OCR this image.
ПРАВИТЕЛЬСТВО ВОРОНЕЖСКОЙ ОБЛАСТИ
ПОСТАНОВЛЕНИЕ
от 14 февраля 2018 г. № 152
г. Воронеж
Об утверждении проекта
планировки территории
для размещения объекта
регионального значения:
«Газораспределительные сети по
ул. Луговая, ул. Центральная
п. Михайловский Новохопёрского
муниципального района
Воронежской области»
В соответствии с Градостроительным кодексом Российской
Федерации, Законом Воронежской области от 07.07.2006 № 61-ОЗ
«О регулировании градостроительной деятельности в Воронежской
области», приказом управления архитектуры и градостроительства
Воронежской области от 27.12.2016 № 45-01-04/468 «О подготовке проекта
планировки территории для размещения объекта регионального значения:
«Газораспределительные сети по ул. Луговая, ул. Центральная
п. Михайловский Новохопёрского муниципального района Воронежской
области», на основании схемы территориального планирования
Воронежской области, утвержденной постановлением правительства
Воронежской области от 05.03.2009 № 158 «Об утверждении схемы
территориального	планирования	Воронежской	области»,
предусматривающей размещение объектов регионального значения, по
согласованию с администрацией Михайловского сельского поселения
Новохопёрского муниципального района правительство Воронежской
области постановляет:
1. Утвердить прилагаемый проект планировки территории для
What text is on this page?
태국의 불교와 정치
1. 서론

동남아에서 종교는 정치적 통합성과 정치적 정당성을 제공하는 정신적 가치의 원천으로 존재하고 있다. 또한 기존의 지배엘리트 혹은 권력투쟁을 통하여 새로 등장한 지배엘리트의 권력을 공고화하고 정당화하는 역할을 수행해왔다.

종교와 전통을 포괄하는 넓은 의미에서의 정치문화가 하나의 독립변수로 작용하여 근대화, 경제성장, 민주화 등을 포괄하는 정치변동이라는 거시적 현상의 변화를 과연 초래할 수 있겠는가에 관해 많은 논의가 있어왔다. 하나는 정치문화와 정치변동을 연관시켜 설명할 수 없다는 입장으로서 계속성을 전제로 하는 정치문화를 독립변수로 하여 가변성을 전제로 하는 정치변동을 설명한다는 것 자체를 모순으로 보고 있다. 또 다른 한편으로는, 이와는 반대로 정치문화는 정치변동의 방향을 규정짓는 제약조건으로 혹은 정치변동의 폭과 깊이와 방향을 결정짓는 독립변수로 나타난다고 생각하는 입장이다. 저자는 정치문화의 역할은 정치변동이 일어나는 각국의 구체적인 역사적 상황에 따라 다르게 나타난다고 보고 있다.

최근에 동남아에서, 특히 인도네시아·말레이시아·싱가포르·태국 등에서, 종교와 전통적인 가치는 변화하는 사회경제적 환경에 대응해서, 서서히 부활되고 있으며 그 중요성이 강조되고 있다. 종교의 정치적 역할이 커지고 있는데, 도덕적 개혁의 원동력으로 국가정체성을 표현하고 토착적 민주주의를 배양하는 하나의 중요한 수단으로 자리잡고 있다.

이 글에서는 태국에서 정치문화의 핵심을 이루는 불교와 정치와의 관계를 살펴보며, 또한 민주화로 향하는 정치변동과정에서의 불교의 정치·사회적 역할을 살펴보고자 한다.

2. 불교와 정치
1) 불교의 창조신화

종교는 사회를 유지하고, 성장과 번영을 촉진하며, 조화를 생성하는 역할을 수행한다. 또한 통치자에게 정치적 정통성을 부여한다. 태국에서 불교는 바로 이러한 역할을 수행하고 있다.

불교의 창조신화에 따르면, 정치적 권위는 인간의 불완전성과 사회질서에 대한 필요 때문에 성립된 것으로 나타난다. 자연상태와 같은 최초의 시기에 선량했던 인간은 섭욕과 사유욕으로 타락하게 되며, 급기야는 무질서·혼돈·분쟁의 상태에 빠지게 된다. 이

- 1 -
# # # # # # #
- [What is expected]:
Repeat each record in full; every line must match exactly.

- [Problem solution]:
OCR this image.
ПРАВИТЕЛЬСТВО ВОРОНЕЖСКОЙ ОБЛАСТИ
ПОСТАНОВЛЕНИЕ
от 14 февраля 2018 г. № 152
г. Воронеж
Об утверждении проекта
планировки территории
для размещения объекта
регионального значения:
«Газораспределительные сети по
ул. Луговая, ул. Центральная
п. Михайловский Новохопёрского
муниципального района
Воронежской области»
В соответствии с Градостроительным кодексом Российской
Федерации, Законом Воронежской области от 07.07.2006 № 61-ОЗ
«О регулировании градостроительной деятельности в Воронежской
области», приказом управления архитектуры и градостроительства
Воронежской области от 27.12.2016 № 45-01-04/468 «О подготовке проекта
планировки территории для размещения объекта регионального значения:
«Газораспределительные сети по ул. Луговая, ул. Центральная
п. Михайловский Новохопёрского муниципального района Воронежской
области», на основании схемы территориального планирования
Воронежской области, утвержденной постановлением правительства
Воронежской области от 05.03.2009 № 158 «Об утверждении схемы
территориального	планирования	Воронежской	области»,
предусматривающей размещение объектов регионального значения, по
согласованию с администрацией Михайловского сельского поселения
Новохопёрского муниципального района правительство Воронежской
области постановляет:
1. Утвердить прилагаемый проект планировки территории для
What text is on this page?
태국의 불교와 정치
1. 서론

동남아에서 종교는 정치적 통합성과 정치적 정당성을 제공하는 정신적 가치의 원천으로 존재하고 있다. 또한 기존의 지배엘리트 혹은 권력투쟁을 통하여 새로 등장한 지배엘리트의 권력을 공고화하고 정당화하는 역할을 수행해왔다.

종교와 전통을 포괄하는 넓은 의미에서의 정치문화가 하나의 독립변수로 작용하여 근대화, 경제성장, 민주화 등을 포괄하는 정치변동이라는 거시적 현상의 변화를 과연 초래할 수 있겠는가에 관해 많은 논의가 있어왔다. 하나는 정치문화와 정치변동을 연관시켜 설명할 수 없다는 입장으로서 계속성을 전제로 하는 정치문화를 독립변수로 하여 가변성을 전제로 하는 정치변동을 설명한다는 것 자체를 모순으로 보고 있다. 또 다른 한편으로는, 이와는 반대로 정치문화는 정치변동의 방향을 규정짓는 제약조건으로 혹은 정치변동의 폭과 깊이와 방향을 결정짓는 독립변수로 나타난다고 생각하는 입장이다. 저자는 정치문화의 역할은 정치변동이 일어나는 각국의 구체적인 역사적 상황에 따라 다르게 나타난다고 보고 있다.

최근에 동남아에서, 특히 인도네시아·말레이시아·싱가포르·태국 등에서, 종교와 전통적인 가치는 변화하는 사회경제적 환경에 대응해서, 서서히 부활되고 있으며 그 중요성이 강조되고 있다. 종교의 정치적 역할이 커지고 있는데, 도덕적 개혁의 원동력으로 국가정체성을 표현하고 토착적 민주주의를 배양하는 하나의 중요한 수단으로 자리잡고 있다.

이 글에서는 태국에서 정치문화의 핵심을 이루는 불교와 정치와의 관계를 살펴보며, 또한 민주화로 향하는 정치변동과정에서의 불교의 정치·사회적 역할을 살펴보고자 한다.

2. 불교와 정치
1) 불교의 창조신화

종교는 사회를 유지하고, 성장과 번영을 촉진하며, 조화를 생성하는 역할을 수행한다. 또한 통치자에게 정치적 정통성을 부여한다. 태국에서 불교는 바로 이러한 역할을 수행하고 있다.

불교의 창조신화에 따르면, 정치적 권위는 인간의 불완전성과 사회질서에 대한 필요 때문에 성립된 것으로 나타난다. 자연상태와 같은 최초의 시기에 선량했던 인간은 섭욕과 사유욕으로 타락하게 되며, 급기야는 무질서·혼돈·분쟁의 상태에 빠지게 된다. 이

- 1 -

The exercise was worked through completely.